### About this task
Check each line of the entries for "MHPG" and report the ones that have it.
——
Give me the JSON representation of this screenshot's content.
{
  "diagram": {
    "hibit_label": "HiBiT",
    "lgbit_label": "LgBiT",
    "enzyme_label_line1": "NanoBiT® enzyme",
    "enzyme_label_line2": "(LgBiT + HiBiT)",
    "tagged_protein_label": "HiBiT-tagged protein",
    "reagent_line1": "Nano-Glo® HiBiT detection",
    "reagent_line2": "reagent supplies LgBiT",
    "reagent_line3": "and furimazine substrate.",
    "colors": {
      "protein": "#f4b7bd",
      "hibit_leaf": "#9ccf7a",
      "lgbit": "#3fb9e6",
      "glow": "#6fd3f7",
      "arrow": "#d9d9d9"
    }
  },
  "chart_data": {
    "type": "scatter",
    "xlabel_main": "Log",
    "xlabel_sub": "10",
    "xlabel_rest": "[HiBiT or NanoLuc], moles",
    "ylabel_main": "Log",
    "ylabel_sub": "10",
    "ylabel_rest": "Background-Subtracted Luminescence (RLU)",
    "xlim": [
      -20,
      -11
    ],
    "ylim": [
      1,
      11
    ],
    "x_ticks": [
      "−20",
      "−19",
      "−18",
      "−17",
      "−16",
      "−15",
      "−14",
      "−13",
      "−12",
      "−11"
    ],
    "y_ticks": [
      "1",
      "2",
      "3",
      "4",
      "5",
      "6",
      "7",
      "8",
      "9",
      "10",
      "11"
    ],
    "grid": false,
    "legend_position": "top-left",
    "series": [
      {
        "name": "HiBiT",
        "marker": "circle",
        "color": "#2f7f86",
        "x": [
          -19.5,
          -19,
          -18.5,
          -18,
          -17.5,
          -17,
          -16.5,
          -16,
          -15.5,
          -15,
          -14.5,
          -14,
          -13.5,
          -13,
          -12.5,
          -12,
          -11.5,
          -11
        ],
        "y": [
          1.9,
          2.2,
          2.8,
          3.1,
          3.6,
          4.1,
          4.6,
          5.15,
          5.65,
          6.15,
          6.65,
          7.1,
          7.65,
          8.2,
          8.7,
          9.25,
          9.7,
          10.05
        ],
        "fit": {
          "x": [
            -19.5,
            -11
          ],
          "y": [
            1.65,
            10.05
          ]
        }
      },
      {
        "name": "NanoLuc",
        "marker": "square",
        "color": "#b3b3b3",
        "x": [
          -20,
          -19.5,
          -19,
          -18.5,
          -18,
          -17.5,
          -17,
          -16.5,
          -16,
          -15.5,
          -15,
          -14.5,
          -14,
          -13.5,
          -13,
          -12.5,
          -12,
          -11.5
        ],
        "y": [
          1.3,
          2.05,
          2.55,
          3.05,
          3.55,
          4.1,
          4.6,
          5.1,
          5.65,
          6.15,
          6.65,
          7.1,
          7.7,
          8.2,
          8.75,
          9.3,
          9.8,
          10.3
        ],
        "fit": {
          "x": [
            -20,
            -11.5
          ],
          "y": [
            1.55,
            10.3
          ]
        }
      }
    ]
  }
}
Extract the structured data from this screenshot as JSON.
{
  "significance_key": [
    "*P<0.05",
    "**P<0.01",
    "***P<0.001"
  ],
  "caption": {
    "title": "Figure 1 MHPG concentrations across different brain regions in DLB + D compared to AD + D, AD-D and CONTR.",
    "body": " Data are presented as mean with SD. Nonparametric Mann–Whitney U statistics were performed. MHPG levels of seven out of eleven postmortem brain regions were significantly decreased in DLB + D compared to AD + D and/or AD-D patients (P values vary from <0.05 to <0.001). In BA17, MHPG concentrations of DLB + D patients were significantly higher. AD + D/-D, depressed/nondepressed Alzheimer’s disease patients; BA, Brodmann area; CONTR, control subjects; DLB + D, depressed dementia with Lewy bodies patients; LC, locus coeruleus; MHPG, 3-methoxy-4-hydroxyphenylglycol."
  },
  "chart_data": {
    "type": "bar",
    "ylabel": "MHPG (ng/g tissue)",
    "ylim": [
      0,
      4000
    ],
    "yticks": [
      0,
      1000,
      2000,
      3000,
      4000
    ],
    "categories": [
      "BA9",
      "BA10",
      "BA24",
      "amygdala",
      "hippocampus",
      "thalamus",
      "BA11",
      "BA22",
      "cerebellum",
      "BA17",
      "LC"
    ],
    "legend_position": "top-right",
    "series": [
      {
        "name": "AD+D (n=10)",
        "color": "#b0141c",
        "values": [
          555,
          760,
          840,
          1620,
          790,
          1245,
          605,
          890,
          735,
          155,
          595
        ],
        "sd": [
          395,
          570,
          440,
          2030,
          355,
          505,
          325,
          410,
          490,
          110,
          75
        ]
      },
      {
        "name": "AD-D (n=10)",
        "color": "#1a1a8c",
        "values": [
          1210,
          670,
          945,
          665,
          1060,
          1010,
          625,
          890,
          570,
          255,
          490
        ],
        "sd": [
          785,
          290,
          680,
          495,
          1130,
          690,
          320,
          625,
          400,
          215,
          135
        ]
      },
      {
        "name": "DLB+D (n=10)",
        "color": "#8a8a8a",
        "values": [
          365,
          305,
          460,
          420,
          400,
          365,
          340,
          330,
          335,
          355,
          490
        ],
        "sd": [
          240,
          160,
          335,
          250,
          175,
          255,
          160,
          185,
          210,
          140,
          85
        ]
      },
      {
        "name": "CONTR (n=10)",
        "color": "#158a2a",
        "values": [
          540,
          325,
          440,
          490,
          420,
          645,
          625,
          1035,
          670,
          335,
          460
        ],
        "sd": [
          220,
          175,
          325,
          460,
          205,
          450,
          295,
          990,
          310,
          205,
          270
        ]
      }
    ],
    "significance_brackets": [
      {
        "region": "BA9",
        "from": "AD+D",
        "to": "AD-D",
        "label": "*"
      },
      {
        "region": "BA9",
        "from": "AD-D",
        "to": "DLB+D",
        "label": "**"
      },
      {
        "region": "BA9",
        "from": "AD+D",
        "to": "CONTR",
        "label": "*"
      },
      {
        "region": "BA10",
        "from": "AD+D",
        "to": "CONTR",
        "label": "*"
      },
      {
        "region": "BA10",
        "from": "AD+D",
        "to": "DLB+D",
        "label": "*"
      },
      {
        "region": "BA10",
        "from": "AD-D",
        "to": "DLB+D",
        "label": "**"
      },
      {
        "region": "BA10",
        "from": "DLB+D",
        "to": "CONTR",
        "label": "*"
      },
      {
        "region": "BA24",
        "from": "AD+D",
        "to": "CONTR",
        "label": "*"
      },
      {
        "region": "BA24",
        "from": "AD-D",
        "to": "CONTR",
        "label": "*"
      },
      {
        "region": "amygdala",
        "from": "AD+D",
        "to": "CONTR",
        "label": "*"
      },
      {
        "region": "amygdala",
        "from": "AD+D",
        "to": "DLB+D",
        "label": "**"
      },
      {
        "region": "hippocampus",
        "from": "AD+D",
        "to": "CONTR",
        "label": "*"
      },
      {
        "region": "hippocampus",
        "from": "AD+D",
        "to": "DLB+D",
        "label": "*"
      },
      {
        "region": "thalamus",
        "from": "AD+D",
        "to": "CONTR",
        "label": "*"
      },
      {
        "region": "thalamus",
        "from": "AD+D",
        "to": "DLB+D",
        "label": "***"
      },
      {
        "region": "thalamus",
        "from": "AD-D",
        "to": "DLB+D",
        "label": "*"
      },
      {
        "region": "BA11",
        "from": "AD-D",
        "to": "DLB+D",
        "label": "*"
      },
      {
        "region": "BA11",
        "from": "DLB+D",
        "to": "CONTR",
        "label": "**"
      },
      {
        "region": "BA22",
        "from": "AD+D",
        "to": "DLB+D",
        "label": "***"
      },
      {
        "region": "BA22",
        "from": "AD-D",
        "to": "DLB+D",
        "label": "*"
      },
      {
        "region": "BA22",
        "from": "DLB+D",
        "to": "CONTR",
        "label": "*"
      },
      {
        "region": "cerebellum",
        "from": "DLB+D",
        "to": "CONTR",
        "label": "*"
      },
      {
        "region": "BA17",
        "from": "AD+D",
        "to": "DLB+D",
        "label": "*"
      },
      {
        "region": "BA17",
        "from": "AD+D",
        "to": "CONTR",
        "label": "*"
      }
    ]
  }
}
——
### Output
    "title": "Figure 1 MHPG concentrations across different brain regions in DLB + D compared to AD + D, AD-D and CONTR.",
    "body": " Data are presented as mean with SD. Nonparametric Mann–Whitney U statistics were performed. MHPG levels of seven out of eleven postmortem brain regions were significantly decreased in DLB + D compared to AD + D and/or AD-D patients (P values vary from <0.05 to <0.001). In BA17, MHPG concentrations of DLB + D patients were significantly higher. AD + D/-D, depressed/nondepressed Alzheimer’s disease patients; BA, Brodmann area; CONTR, control subjects; DLB + D, depressed dementia with Lewy bodies patients; LC, locus coeruleus; MHPG, 3-methoxy-4-hydroxyphenylglycol."
    "ylabel": "MHPG (ng/g tissue)",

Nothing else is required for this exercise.